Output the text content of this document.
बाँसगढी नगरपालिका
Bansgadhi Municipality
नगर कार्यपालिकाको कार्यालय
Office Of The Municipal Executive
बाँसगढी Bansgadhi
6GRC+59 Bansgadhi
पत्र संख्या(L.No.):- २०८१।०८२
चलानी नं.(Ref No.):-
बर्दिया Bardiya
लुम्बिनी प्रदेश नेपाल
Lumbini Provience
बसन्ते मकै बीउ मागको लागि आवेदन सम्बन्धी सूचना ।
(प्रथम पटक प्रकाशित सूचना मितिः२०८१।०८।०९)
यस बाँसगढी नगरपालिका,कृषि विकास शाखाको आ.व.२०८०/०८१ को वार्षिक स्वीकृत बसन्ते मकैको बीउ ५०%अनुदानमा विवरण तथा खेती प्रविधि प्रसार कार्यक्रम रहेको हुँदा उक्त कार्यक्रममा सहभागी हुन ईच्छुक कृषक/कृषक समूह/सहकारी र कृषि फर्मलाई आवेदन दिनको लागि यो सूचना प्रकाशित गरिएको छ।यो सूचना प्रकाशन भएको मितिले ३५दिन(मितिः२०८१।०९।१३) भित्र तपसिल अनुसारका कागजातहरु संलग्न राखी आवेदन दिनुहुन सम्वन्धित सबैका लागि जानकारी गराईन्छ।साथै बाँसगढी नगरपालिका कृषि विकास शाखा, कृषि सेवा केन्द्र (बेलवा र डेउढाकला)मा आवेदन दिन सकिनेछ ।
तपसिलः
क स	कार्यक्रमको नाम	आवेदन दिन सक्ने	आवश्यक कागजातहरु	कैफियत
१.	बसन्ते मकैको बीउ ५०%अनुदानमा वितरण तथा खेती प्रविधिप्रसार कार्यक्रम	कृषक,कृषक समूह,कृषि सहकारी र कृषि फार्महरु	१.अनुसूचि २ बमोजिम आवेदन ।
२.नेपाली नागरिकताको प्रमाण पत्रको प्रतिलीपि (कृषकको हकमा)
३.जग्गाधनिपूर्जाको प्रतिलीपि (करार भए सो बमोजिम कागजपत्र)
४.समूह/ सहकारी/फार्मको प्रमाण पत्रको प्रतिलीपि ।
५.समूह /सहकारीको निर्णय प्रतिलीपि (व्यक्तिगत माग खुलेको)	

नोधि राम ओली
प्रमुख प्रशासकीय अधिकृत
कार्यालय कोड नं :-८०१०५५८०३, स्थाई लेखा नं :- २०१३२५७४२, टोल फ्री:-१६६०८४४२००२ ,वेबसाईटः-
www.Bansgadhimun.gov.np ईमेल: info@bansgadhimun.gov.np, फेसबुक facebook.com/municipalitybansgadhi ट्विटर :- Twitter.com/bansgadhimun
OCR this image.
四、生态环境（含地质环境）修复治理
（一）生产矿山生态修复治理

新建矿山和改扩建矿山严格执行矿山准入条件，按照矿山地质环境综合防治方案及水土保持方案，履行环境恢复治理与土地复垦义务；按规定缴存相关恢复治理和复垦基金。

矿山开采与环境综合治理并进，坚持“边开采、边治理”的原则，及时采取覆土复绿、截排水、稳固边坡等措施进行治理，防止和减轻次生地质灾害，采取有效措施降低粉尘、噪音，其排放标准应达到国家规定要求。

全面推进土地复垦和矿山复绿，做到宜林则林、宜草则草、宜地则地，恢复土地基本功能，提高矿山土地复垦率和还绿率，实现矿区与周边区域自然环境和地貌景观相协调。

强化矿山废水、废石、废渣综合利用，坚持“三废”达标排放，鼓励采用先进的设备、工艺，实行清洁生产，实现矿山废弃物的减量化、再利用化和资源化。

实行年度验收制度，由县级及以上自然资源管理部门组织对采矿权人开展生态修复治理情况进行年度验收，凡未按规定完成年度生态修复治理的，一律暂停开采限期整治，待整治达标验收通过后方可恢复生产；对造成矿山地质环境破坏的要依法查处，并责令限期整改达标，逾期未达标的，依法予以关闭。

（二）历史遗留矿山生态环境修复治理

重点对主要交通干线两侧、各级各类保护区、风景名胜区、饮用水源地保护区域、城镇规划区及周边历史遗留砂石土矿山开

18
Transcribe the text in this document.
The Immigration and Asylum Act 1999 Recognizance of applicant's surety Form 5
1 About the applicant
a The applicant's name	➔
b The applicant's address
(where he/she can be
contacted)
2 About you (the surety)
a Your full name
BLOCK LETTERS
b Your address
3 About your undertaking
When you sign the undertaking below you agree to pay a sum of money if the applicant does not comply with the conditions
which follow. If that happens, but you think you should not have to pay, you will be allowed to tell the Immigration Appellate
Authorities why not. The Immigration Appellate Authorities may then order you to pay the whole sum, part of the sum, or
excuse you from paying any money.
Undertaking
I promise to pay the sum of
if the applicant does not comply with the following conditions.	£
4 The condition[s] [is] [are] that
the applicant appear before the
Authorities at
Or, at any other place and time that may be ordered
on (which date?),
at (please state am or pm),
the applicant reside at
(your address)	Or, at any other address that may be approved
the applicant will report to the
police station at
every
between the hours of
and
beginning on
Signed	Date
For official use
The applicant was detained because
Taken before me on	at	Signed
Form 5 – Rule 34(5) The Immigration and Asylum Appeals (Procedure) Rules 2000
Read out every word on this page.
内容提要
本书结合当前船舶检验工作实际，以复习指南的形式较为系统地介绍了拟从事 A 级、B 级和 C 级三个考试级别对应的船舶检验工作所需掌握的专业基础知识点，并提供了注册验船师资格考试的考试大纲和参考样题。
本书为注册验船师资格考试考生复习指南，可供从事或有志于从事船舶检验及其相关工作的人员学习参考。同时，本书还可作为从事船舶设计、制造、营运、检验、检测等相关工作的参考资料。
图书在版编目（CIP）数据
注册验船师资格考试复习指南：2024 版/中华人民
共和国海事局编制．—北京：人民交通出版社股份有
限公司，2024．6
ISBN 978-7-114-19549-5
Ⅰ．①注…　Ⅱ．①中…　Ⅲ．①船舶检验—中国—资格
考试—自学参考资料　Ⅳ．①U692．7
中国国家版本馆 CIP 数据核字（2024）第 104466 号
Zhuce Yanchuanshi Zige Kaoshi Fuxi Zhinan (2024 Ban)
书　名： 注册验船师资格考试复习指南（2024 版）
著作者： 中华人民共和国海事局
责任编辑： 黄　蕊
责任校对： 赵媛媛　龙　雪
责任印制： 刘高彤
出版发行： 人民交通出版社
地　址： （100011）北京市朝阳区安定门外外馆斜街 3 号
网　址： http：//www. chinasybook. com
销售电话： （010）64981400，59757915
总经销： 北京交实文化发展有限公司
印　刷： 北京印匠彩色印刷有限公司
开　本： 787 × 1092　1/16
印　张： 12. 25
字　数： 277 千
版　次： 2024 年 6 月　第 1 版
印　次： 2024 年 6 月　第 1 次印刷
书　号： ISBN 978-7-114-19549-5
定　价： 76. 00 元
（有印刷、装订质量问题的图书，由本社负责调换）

- _EXERCISE GOAL_:
From the listing above, extract every line exactly as it stands.

- _EXPECTED OUTPUT_:
Output the text content of this document.
बाँसगढी नगरपालिका
Bansgadhi Municipality
नगर कार्यपालिकाको कार्यालय
Office Of The Municipal Executive
बाँसगढी Bansgadhi
6GRC+59 Bansgadhi
पत्र संख्या(L.No.):- २०८१।०८२
चलानी नं.(Ref No.):-
बर्दिया Bardiya
लुम्बिनी प्रदेश नेपाल
Lumbini Provience
बसन्ते मकै बीउ मागको लागि आवेदन सम्बन्धी सूचना ।
(प्रथम पटक प्रकाशित सूचना मितिः२०८१।०८।०९)
यस बाँसगढी नगरपालिका,कृषि विकास शाखाको आ.व.२०८०/०८१ को वार्षिक स्वीकृत बसन्ते मकैको बीउ ५०%अनुदानमा विवरण तथा खेती प्रविधि प्रसार कार्यक्रम रहेको हुँदा उक्त कार्यक्रममा सहभागी हुन ईच्छुक कृषक/कृषक समूह/सहकारी र कृषि फर्मलाई आवेदन दिनको लागि यो सूचना प्रकाशित गरिएको छ।यो सूचना प्रकाशन भएको मितिले ३५दिन(मितिः२०८१।०९।१३) भित्र तपसिल अनुसारका कागजातहरु संलग्न राखी आवेदन दिनुहुन सम्वन्धित सबैका लागि जानकारी गराईन्छ।साथै बाँसगढी नगरपालिका कृषि विकास शाखा, कृषि सेवा केन्द्र (बेलवा र डेउढाकला)मा आवेदन दिन सकिनेछ ।
तपसिलः
क स	कार्यक्रमको नाम	आवेदन दिन सक्ने	आवश्यक कागजातहरु	कैफियत
१.	बसन्ते मकैको बीउ ५०%अनुदानमा वितरण तथा खेती प्रविधिप्रसार कार्यक्रम	कृषक,कृषक समूह,कृषि सहकारी र कृषि फार्महरु	१.अनुसूचि २ बमोजिम आवेदन ।
२.नेपाली नागरिकताको प्रमाण पत्रको प्रतिलीपि (कृषकको हकमा)
३.जग्गाधनिपूर्जाको प्रतिलीपि (करार भए सो बमोजिम कागजपत्र)
४.समूह/ सहकारी/फार्मको प्रमाण पत्रको प्रतिलीपि ।
५.समूह /सहकारीको निर्णय प्रतिलीपि (व्यक्तिगत माग खुलेको)	

नोधि राम ओली
प्रमुख प्रशासकीय अधिकृत
कार्यालय कोड नं :-८०१०५५८०३, स्थाई लेखा नं :- २०१३२५७४२, टोल फ्री:-१६६०८४४२००२ ,वेबसाईटः-
www.Bansgadhimun.gov.np ईमेल: info@bansgadhimun.gov.np, फेसबुक facebook.com/municipalitybansgadhi ट्विटर :- Twitter.com/bansgadhimun
OCR this image.
四、生态环境（含地质环境）修复治理
（一）生产矿山生态修复治理

新建矿山和改扩建矿山严格执行矿山准入条件，按照矿山地质环境综合防治方案及水土保持方案，履行环境恢复治理与土地复垦义务；按规定缴存相关恢复治理和复垦基金。

矿山开采与环境综合治理并进，坚持“边开采、边治理”的原则，及时采取覆土复绿、截排水、稳固边坡等措施进行治理，防止和减轻次生地质灾害，采取有效措施降低粉尘、噪音，其排放标准应达到国家规定要求。

全面推进土地复垦和矿山复绿，做到宜林则林、宜草则草、宜地则地，恢复土地基本功能，提高矿山土地复垦率和还绿率，实现矿区与周边区域自然环境和地貌景观相协调。

强化矿山废水、废石、废渣综合利用，坚持“三废”达标排放，鼓励采用先进的设备、工艺，实行清洁生产，实现矿山废弃物的减量化、再利用化和资源化。

实行年度验收制度，由县级及以上自然资源管理部门组织对采矿权人开展生态修复治理情况进行年度验收，凡未按规定完成年度生态修复治理的，一律暂停开采限期整治，待整治达标验收通过后方可恢复生产；对造成矿山地质环境破坏的要依法查处，并责令限期整改达标，逾期未达标的，依法予以关闭。

（二）历史遗留矿山生态环境修复治理

重点对主要交通干线两侧、各级各类保护区、风景名胜区、饮用水源地保护区域、城镇规划区及周边历史遗留砂石土矿山开

18
Transcribe the text in this document.
The Immigration and Asylum Act 1999 Recognizance of applicant's surety Form 5
1 About the applicant
a The applicant's name	➔
b The applicant's address
(where he/she can be
contacted)
2 About you (the surety)
a Your full name
BLOCK LETTERS
b Your address
3 About your undertaking
When you sign the undertaking below you agree to pay a sum of money if the applicant does not comply with the conditions
which follow. If that happens, but you think you should not have to pay, you will be allowed to tell the Immigration Appellate
Authorities why not. The Immigration Appellate Authorities may then order you to pay the whole sum, part of the sum, or
excuse you from paying any money.
Undertaking
I promise to pay the sum of
if the applicant does not comply with the following conditions.	£
4 The condition[s] [is] [are] that
the applicant appear before the
Authorities at
Or, at any other place and time that may be ordered
on (which date?),
at (please state am or pm),
the applicant reside at
(your address)	Or, at any other address that may be approved
the applicant will report to the
police station at
every
between the hours of
and
beginning on
Signed	Date
For official use
The applicant was detained because
Taken before me on	at	Signed
Form 5 – Rule 34(5) The Immigration and Asylum Appeals (Procedure) Rules 2000
Read out every word on this page.
内容提要
本书结合当前船舶检验工作实际，以复习指南的形式较为系统地介绍了拟从事 A 级、B 级和 C 级三个考试级别对应的船舶检验工作所需掌握的专业基础知识点，并提供了注册验船师资格考试的考试大纲和参考样题。
本书为注册验船师资格考试考生复习指南，可供从事或有志于从事船舶检验及其相关工作的人员学习参考。同时，本书还可作为从事船舶设计、制造、营运、检验、检测等相关工作的参考资料。
图书在版编目（CIP）数据
注册验船师资格考试复习指南：2024 版/中华人民
共和国海事局编制．—北京：人民交通出版社股份有
限公司，2024．6
ISBN 978-7-114-19549-5
Ⅰ．①注…　Ⅱ．①中…　Ⅲ．①船舶检验—中国—资格
考试—自学参考资料　Ⅳ．①U692．7
中国国家版本馆 CIP 数据核字（2024）第 104466 号
Zhuce Yanchuanshi Zige Kaoshi Fuxi Zhinan (2024 Ban)
书　名： 注册验船师资格考试复习指南（2024 版）
著作者： 中华人民共和国海事局
责任编辑： 黄　蕊
责任校对： 赵媛媛　龙　雪
责任印制： 刘高彤
出版发行： 人民交通出版社
地　址： （100011）北京市朝阳区安定门外外馆斜街 3 号
网　址： http：//www. chinasybook. com
销售电话： （010）64981400，59757915
总经销： 北京交实文化发展有限公司
印　刷： 北京印匠彩色印刷有限公司
开　本： 787 × 1092　1/16
印　张： 12. 25
字　数： 277 千
版　次： 2024 年 6 月　第 1 版
印　次： 2024 年 6 月　第 1 次印刷
书　号： ISBN 978-7-114-19549-5
定　价： 76. 00 元
（有印刷、装订质量问题的图书，由本社负责调换）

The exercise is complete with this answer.